Text block
+===+

In response to the incident, we imposed new restrictions on U.S. landing rights for Aeroflot, the Soviet airline, and suspended implementation of several bilateral agreements with the Soviet Union. Several conservative columnists took after me, saying that I should have been even tougher on the Russians and that in not doing so I betrayed the conservative cause. But our arms control talks were near the threshold of an important new phase—and while I wanted to call a spade a spade, I didn’t want to smother the nuclear arms reduction process before it had a chance to get started.
If anything, the KAL incident demonstrated how close the world had come to the precipice and how much we needed nuclear arms control: If, as some people speculated, the Soviet pilots simply mistook the airliner for a military plane, what kind of imagination did it take to think of a Soviet military man with his finger close to a nuclear push button making an even more tragic mistake?
If mistakes could be made by a fighter pilot, what about a similar miscalculation by the commander of a missile launch crew?
Yet, if somebody made that kind of mistake—or a madman got possession of a nuclear missile—we were defenseless against it. Once a nuclear missile was launched, no one could recall it, and until we got something like the Strategic Defense In
itiative system in operation, the world was helpless against nuclear missiles.
Shocked as I was by the ruthless attack on the plane, it gave me an opportunity to remind people of what the atrocity revealed about the Soviet government and its totalitarian way of life.
The shooting down of KAL Flight 007 gave badly needed impetus in Congress to the rearmament program and postponed, at least for a while, attempts to gut our efforts to restore American military might.
A few days after the act of mass murder, George Shultz, who was visibly outraged by its barbarity, met Soviet Foreign Minister Gromyko at a previously scheduled conference in Madrid at which there had been the possibility of arranging a summit conference between me and Andropov sometime in 1984. But Gromyko, whom George described as defensive and discombobulated, refused to admit any Soviet liability for the attack, and what prospects might have existed for a summit evaporated.
Other events that autumn besides the KAL incident made me aware of the need for the world to step back from the nuclear precipice. They also made me more aware than ever of the urgent need for a defense against nuclear missiles. This was part of the entry in my diary October 10, 1983:
Columbus Day. In the morning at Camp D. I ran the tape of the movie ABC is running Nov. 20. It’s called “The Day After” in which Lawrence, Kansas, is wiped out in a nuclear war with Russia. It is powerfully done, all $7 million worth. It’s very effective and left me greatly depressed. So far they haven’t sold any of the 25 ads scheduled and I can see why . . . My own reaction: we have to do all we can to have a deterrent and to see there is never a nuclear war.
Not long after that, there is this entry in my diary:
A most sobering experience with Cap W and Gen. Vessey in the Situation room, a briefing on our complete plan in the event of a nuclear attack.
There are many aspects of the report, which I’d requested of the Pentagon two years earlier, that remain so secret even now that I cannot even begin to discuss them. But, simply put, it was a scenario for a sequence of events that could lead to the end of civilization as we knew it.

+===+

Entries shown
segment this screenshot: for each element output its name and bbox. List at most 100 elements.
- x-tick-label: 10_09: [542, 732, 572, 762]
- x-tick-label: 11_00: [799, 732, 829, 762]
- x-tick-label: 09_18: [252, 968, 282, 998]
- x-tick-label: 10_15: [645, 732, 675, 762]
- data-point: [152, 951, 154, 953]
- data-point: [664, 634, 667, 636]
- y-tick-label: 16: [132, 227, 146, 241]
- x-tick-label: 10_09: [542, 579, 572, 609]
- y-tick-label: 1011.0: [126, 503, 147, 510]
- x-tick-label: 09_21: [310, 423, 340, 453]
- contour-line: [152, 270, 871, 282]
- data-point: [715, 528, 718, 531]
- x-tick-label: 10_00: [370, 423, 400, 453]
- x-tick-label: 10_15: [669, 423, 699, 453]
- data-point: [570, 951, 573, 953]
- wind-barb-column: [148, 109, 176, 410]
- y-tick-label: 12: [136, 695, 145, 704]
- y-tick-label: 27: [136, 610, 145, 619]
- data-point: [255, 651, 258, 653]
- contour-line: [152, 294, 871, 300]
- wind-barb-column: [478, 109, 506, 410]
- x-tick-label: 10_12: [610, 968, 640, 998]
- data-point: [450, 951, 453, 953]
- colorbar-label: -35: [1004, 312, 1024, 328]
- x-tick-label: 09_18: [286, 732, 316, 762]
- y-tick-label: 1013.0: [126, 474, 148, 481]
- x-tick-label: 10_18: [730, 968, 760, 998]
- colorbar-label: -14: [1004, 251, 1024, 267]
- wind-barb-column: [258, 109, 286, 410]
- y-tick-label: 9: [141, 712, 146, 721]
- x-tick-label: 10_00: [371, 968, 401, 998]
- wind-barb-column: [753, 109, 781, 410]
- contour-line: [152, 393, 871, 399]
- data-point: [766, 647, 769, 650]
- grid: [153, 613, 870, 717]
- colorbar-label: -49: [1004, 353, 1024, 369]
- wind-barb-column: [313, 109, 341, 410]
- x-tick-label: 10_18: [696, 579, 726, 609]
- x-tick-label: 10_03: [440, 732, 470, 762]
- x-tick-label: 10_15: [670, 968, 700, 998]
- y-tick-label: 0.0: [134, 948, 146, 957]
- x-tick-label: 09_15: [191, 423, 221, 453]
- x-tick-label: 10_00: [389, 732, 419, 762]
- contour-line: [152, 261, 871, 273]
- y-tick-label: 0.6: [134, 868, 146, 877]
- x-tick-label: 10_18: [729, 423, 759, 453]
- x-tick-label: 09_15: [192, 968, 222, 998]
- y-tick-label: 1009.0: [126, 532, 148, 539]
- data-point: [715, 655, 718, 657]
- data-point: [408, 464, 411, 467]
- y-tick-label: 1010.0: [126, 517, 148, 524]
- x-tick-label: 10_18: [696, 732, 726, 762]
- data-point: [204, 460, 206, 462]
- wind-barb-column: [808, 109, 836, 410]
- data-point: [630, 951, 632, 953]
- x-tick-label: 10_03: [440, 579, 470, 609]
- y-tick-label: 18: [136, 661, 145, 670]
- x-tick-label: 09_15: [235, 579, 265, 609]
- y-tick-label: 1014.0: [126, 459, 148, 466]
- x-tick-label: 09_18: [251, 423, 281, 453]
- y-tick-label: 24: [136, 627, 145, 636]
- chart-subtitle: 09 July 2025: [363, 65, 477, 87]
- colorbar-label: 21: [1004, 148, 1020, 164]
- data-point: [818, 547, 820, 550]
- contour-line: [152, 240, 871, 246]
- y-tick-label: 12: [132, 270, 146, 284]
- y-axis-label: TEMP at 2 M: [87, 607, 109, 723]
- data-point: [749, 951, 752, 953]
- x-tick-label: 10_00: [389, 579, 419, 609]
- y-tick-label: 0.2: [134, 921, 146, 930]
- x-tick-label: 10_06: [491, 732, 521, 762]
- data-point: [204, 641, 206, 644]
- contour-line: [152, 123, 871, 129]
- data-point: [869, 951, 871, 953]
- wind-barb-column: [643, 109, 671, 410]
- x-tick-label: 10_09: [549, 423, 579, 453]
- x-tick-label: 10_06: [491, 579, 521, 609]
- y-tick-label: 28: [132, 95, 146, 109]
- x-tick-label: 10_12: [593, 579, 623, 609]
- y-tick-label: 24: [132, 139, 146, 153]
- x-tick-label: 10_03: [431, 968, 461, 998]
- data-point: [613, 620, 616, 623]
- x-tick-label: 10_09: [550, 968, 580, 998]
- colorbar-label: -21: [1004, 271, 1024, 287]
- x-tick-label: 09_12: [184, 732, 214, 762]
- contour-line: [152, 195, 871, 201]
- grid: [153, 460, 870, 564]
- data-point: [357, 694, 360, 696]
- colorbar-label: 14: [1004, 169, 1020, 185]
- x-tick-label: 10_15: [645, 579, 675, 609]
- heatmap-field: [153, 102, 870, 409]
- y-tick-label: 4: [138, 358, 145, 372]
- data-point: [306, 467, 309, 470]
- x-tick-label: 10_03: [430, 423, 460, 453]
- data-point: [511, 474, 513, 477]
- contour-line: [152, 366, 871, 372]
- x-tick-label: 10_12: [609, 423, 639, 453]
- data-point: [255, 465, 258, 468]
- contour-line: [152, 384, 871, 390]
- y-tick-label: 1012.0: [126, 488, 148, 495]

+===+

In the text on the KAL Flight 007 incident, where did George Shultz meet Soviet Foreign Minister Gromyko a few days after the attack? Please answer in one sentence.

Answer for this exercise
He met Gromyko at a previously scheduled conference in Madrid.